* _RECORDS TO USE_
#####

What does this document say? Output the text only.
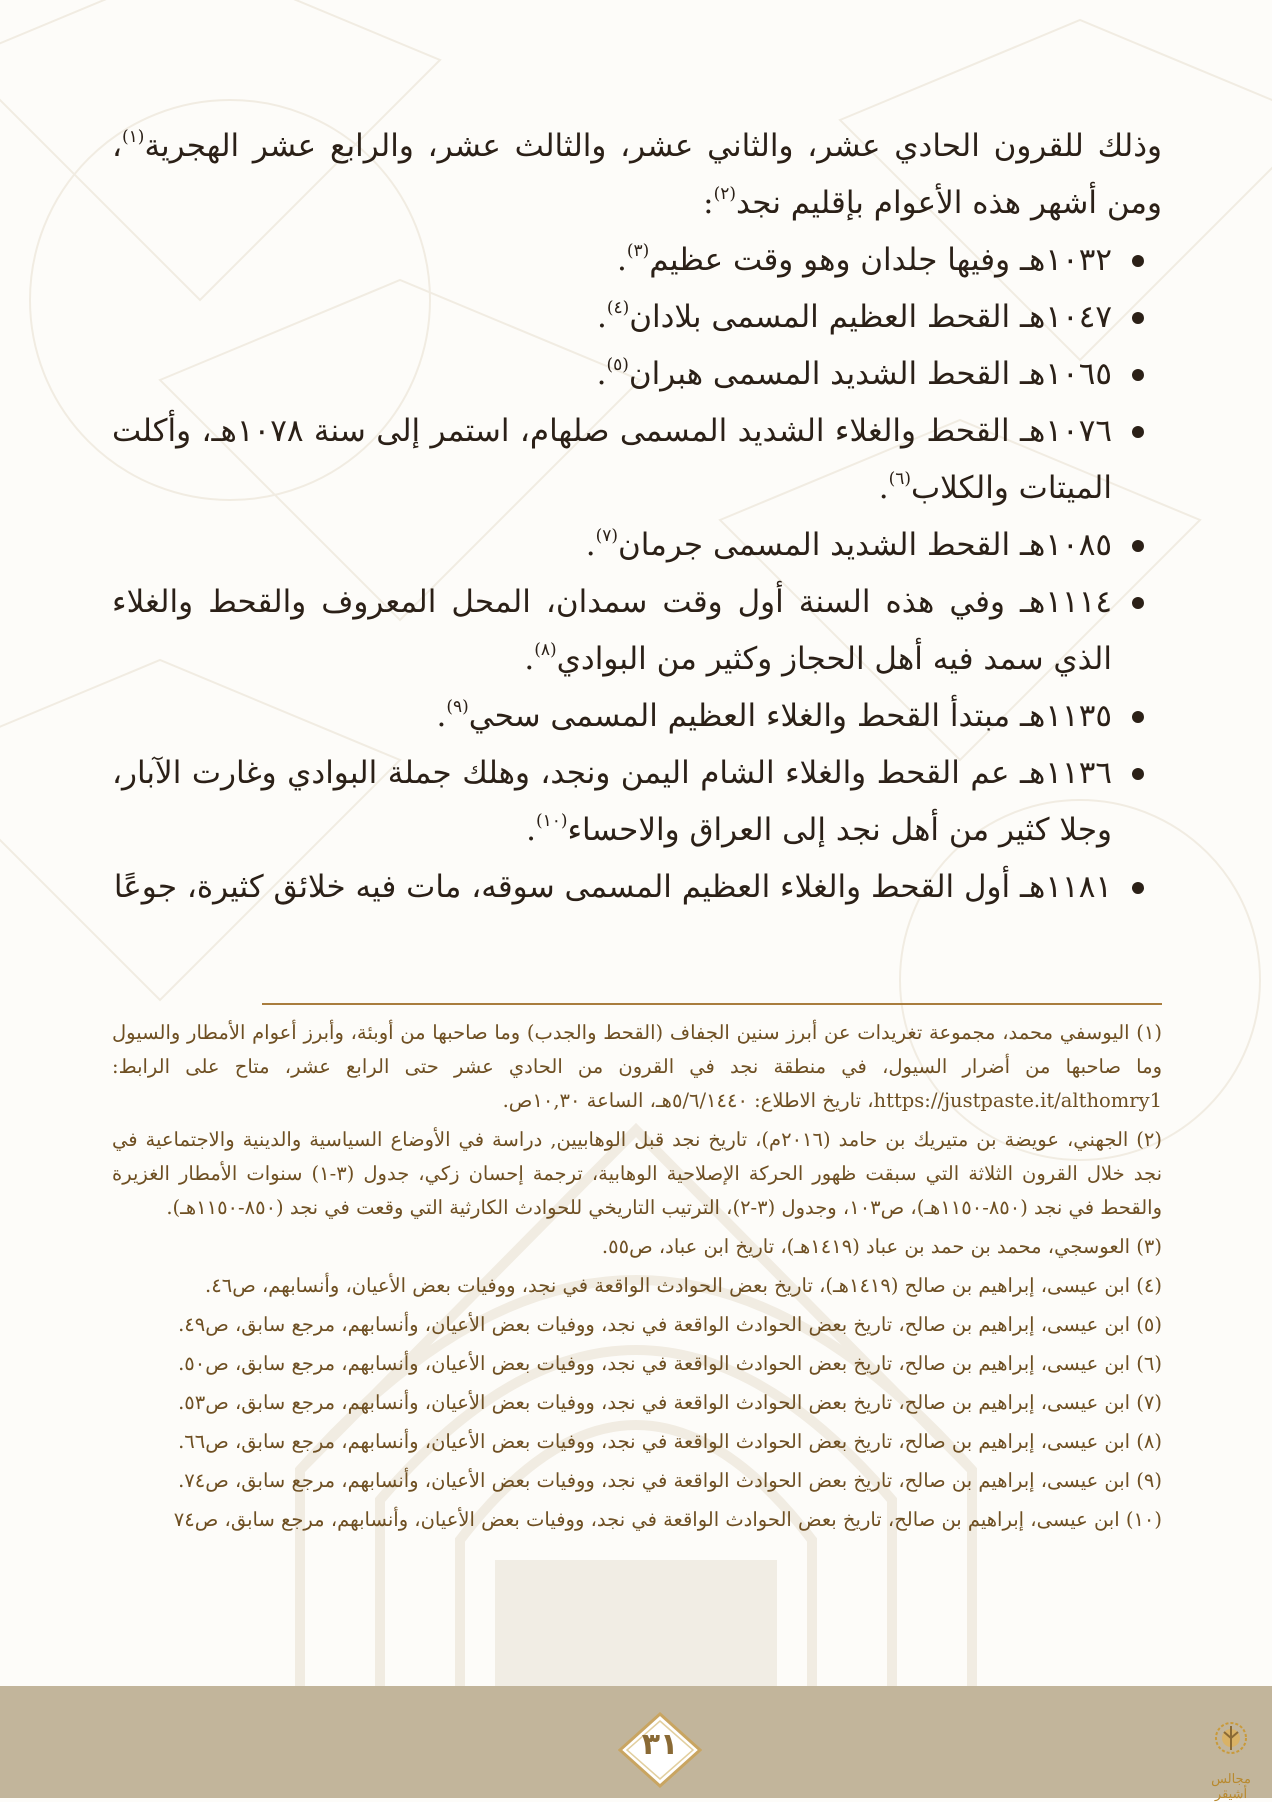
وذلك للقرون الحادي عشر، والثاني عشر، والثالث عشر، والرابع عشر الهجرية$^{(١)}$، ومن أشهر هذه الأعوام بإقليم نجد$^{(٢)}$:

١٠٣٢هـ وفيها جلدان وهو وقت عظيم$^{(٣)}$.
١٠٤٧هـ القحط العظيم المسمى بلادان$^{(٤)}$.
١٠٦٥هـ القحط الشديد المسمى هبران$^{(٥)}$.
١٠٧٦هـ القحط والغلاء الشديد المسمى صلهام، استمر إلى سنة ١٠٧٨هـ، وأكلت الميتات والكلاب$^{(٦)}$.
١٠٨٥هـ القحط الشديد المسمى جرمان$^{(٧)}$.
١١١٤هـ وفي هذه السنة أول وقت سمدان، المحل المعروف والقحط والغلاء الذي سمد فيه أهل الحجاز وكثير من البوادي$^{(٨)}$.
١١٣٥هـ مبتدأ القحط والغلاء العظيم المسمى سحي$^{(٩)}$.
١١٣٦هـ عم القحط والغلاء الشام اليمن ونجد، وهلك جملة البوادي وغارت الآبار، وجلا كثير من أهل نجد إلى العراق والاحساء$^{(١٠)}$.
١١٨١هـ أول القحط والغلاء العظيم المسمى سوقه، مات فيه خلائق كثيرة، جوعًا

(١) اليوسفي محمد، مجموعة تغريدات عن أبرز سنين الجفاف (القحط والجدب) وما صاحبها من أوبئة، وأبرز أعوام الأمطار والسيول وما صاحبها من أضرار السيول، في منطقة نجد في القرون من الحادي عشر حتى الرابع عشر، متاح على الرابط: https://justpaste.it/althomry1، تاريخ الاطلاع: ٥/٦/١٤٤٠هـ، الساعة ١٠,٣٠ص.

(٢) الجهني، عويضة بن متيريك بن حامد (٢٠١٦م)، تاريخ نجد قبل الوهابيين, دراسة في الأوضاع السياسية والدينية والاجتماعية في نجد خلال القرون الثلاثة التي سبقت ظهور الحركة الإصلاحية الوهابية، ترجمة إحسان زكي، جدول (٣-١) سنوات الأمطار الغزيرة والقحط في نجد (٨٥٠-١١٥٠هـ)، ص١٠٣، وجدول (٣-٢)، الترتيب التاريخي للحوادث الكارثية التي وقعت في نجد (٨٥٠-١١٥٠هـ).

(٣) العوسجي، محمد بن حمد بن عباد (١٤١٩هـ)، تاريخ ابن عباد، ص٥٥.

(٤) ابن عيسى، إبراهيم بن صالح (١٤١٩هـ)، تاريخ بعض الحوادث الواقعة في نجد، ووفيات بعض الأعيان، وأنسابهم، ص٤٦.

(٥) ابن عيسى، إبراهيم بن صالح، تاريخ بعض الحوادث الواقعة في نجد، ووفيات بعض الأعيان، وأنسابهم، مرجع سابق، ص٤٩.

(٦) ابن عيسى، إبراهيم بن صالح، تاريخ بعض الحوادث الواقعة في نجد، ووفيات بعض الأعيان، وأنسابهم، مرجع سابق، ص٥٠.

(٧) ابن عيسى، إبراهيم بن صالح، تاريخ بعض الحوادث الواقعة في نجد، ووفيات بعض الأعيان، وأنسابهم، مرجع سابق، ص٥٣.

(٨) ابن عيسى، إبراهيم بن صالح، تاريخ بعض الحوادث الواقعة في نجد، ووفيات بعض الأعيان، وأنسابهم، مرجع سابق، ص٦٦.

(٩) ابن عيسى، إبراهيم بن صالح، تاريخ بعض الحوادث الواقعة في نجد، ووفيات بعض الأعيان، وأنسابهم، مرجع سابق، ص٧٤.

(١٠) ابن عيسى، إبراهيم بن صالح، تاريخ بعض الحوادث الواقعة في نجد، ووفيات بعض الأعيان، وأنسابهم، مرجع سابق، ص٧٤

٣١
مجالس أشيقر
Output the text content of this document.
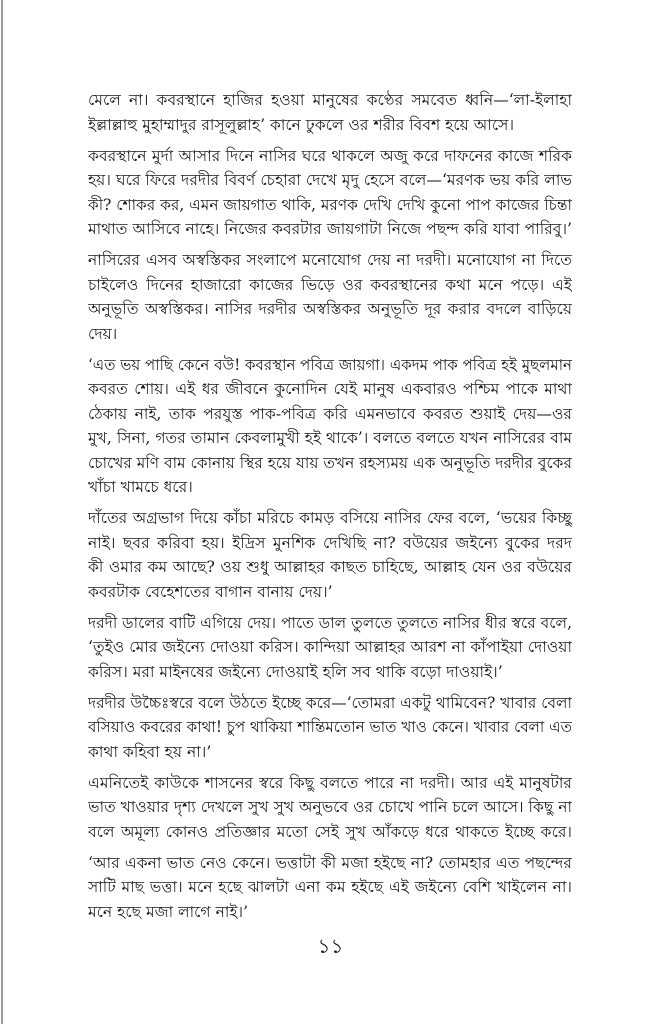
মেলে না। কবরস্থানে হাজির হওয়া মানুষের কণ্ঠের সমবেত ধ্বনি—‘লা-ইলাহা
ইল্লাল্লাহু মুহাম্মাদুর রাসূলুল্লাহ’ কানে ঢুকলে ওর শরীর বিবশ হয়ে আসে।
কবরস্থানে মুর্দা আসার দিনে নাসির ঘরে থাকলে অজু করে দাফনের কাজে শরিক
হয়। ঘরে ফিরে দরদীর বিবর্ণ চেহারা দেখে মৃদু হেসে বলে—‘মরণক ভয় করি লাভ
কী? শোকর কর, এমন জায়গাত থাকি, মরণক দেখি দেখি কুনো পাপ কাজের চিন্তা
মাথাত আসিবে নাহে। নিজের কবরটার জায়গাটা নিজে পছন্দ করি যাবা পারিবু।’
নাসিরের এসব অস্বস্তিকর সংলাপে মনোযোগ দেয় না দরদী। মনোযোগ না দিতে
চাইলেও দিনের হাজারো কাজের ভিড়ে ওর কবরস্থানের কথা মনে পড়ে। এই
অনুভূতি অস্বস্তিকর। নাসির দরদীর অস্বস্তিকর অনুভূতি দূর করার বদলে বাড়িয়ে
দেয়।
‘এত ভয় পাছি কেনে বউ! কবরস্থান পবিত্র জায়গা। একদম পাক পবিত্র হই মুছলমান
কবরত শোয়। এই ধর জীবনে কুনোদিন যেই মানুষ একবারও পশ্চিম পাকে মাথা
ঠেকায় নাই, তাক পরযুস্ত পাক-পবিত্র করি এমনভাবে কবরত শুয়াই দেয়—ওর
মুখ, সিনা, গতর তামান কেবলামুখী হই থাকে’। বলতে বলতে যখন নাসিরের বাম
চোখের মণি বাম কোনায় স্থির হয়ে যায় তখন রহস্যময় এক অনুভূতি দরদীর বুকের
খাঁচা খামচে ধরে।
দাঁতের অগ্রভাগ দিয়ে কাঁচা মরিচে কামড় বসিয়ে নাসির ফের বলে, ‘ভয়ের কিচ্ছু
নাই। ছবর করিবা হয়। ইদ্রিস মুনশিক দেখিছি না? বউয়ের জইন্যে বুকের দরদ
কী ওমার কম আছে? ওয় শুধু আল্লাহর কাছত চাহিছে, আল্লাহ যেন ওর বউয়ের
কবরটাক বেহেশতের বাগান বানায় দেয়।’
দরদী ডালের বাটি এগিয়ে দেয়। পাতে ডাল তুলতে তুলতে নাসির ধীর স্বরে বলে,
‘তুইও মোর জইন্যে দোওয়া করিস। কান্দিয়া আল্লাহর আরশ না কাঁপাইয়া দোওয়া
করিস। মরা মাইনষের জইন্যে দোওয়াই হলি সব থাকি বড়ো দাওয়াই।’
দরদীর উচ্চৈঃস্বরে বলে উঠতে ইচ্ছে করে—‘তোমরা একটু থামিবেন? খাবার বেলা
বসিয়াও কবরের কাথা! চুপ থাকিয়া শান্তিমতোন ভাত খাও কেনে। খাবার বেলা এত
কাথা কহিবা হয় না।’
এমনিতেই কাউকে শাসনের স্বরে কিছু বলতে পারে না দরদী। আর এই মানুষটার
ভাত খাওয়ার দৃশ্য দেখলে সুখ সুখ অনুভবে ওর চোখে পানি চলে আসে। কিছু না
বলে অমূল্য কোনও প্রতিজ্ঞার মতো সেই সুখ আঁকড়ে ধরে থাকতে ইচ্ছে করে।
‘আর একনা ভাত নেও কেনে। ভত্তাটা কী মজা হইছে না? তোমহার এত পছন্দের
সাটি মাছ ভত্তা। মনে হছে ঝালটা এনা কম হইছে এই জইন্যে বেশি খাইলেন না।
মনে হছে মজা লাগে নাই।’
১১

#####

* _STATED PROBLEM_
Restate each entry word for word, leaving out any pictures.

* _EXERCISE RESULT_
What does this document say? Output the text only.
وذلك للقرون الحادي عشر، والثاني عشر، والثالث عشر، والرابع عشر الهجرية$^{(١)}$، ومن أشهر هذه الأعوام بإقليم نجد$^{(٢)}$:

١٠٣٢هـ وفيها جلدان وهو وقت عظيم$^{(٣)}$.
١٠٤٧هـ القحط العظيم المسمى بلادان$^{(٤)}$.
١٠٦٥هـ القحط الشديد المسمى هبران$^{(٥)}$.
١٠٧٦هـ القحط والغلاء الشديد المسمى صلهام، استمر إلى سنة ١٠٧٨هـ، وأكلت الميتات والكلاب$^{(٦)}$.
١٠٨٥هـ القحط الشديد المسمى جرمان$^{(٧)}$.
١١١٤هـ وفي هذه السنة أول وقت سمدان، المحل المعروف والقحط والغلاء الذي سمد فيه أهل الحجاز وكثير من البوادي$^{(٨)}$.
١١٣٥هـ مبتدأ القحط والغلاء العظيم المسمى سحي$^{(٩)}$.
١١٣٦هـ عم القحط والغلاء الشام اليمن ونجد، وهلك جملة البوادي وغارت الآبار، وجلا كثير من أهل نجد إلى العراق والاحساء$^{(١٠)}$.
١١٨١هـ أول القحط والغلاء العظيم المسمى سوقه، مات فيه خلائق كثيرة، جوعًا

(١) اليوسفي محمد، مجموعة تغريدات عن أبرز سنين الجفاف (القحط والجدب) وما صاحبها من أوبئة، وأبرز أعوام الأمطار والسيول وما صاحبها من أضرار السيول، في منطقة نجد في القرون من الحادي عشر حتى الرابع عشر، متاح على الرابط: https://justpaste.it/althomry1، تاريخ الاطلاع: ٥/٦/١٤٤٠هـ، الساعة ١٠,٣٠ص.

(٢) الجهني، عويضة بن متيريك بن حامد (٢٠١٦م)، تاريخ نجد قبل الوهابيين, دراسة في الأوضاع السياسية والدينية والاجتماعية في نجد خلال القرون الثلاثة التي سبقت ظهور الحركة الإصلاحية الوهابية، ترجمة إحسان زكي، جدول (٣-١) سنوات الأمطار الغزيرة والقحط في نجد (٨٥٠-١١٥٠هـ)، ص١٠٣، وجدول (٣-٢)، الترتيب التاريخي للحوادث الكارثية التي وقعت في نجد (٨٥٠-١١٥٠هـ).

(٣) العوسجي، محمد بن حمد بن عباد (١٤١٩هـ)، تاريخ ابن عباد، ص٥٥.

(٤) ابن عيسى، إبراهيم بن صالح (١٤١٩هـ)، تاريخ بعض الحوادث الواقعة في نجد، ووفيات بعض الأعيان، وأنسابهم، ص٤٦.

(٥) ابن عيسى، إبراهيم بن صالح، تاريخ بعض الحوادث الواقعة في نجد، ووفيات بعض الأعيان، وأنسابهم، مرجع سابق، ص٤٩.

(٦) ابن عيسى، إبراهيم بن صالح، تاريخ بعض الحوادث الواقعة في نجد، ووفيات بعض الأعيان، وأنسابهم، مرجع سابق، ص٥٠.

(٧) ابن عيسى، إبراهيم بن صالح، تاريخ بعض الحوادث الواقعة في نجد، ووفيات بعض الأعيان، وأنسابهم، مرجع سابق، ص٥٣.

(٨) ابن عيسى، إبراهيم بن صالح، تاريخ بعض الحوادث الواقعة في نجد، ووفيات بعض الأعيان، وأنسابهم، مرجع سابق، ص٦٦.

(٩) ابن عيسى، إبراهيم بن صالح، تاريخ بعض الحوادث الواقعة في نجد، ووفيات بعض الأعيان، وأنسابهم، مرجع سابق، ص٧٤.

(١٠) ابن عيسى، إبراهيم بن صالح، تاريخ بعض الحوادث الواقعة في نجد، ووفيات بعض الأعيان، وأنسابهم، مرجع سابق، ص٧٤

٣١
مجالس أشيقر
Output the text content of this document.
মেলে না। কবরস্থানে হাজির হওয়া মানুষের কণ্ঠের সমবেত ধ্বনি—‘লা-ইলাহা
ইল্লাল্লাহু মুহাম্মাদুর রাসূলুল্লাহ’ কানে ঢুকলে ওর শরীর বিবশ হয়ে আসে।
কবরস্থানে মুর্দা আসার দিনে নাসির ঘরে থাকলে অজু করে দাফনের কাজে শরিক
হয়। ঘরে ফিরে দরদীর বিবর্ণ চেহারা দেখে মৃদু হেসে বলে—‘মরণক ভয় করি লাভ
কী? শোকর কর, এমন জায়গাত থাকি, মরণক দেখি দেখি কুনো পাপ কাজের চিন্তা
মাথাত আসিবে নাহে। নিজের কবরটার জায়গাটা নিজে পছন্দ করি যাবা পারিবু।’
নাসিরের এসব অস্বস্তিকর সংলাপে মনোযোগ দেয় না দরদী। মনোযোগ না দিতে
চাইলেও দিনের হাজারো কাজের ভিড়ে ওর কবরস্থানের কথা মনে পড়ে। এই
অনুভূতি অস্বস্তিকর। নাসির দরদীর অস্বস্তিকর অনুভূতি দূর করার বদলে বাড়িয়ে
দেয়।
‘এত ভয় পাছি কেনে বউ! কবরস্থান পবিত্র জায়গা। একদম পাক পবিত্র হই মুছলমান
কবরত শোয়। এই ধর জীবনে কুনোদিন যেই মানুষ একবারও পশ্চিম পাকে মাথা
ঠেকায় নাই, তাক পরযুস্ত পাক-পবিত্র করি এমনভাবে কবরত শুয়াই দেয়—ওর
মুখ, সিনা, গতর তামান কেবলামুখী হই থাকে’। বলতে বলতে যখন নাসিরের বাম
চোখের মণি বাম কোনায় স্থির হয়ে যায় তখন রহস্যময় এক অনুভূতি দরদীর বুকের
খাঁচা খামচে ধরে।
দাঁতের অগ্রভাগ দিয়ে কাঁচা মরিচে কামড় বসিয়ে নাসির ফের বলে, ‘ভয়ের কিচ্ছু
নাই। ছবর করিবা হয়। ইদ্রিস মুনশিক দেখিছি না? বউয়ের জইন্যে বুকের দরদ
কী ওমার কম আছে? ওয় শুধু আল্লাহর কাছত চাহিছে, আল্লাহ যেন ওর বউয়ের
কবরটাক বেহেশতের বাগান বানায় দেয়।’
দরদী ডালের বাটি এগিয়ে দেয়। পাতে ডাল তুলতে তুলতে নাসির ধীর স্বরে বলে,
‘তুইও মোর জইন্যে দোওয়া করিস। কান্দিয়া আল্লাহর আরশ না কাঁপাইয়া দোওয়া
করিস। মরা মাইনষের জইন্যে দোওয়াই হলি সব থাকি বড়ো দাওয়াই।’
দরদীর উচ্চৈঃস্বরে বলে উঠতে ইচ্ছে করে—‘তোমরা একটু থামিবেন? খাবার বেলা
বসিয়াও কবরের কাথা! চুপ থাকিয়া শান্তিমতোন ভাত খাও কেনে। খাবার বেলা এত
কাথা কহিবা হয় না।’
এমনিতেই কাউকে শাসনের স্বরে কিছু বলতে পারে না দরদী। আর এই মানুষটার
ভাত খাওয়ার দৃশ্য দেখলে সুখ সুখ অনুভবে ওর চোখে পানি চলে আসে। কিছু না
বলে অমূল্য কোনও প্রতিজ্ঞার মতো সেই সুখ আঁকড়ে ধরে থাকতে ইচ্ছে করে।
‘আর একনা ভাত নেও কেনে। ভত্তাটা কী মজা হইছে না? তোমহার এত পছন্দের
সাটি মাছ ভত্তা। মনে হছে ঝালটা এনা কম হইছে এই জইন্যে বেশি খাইলেন না।
মনে হছে মজা লাগে নাই।’
১১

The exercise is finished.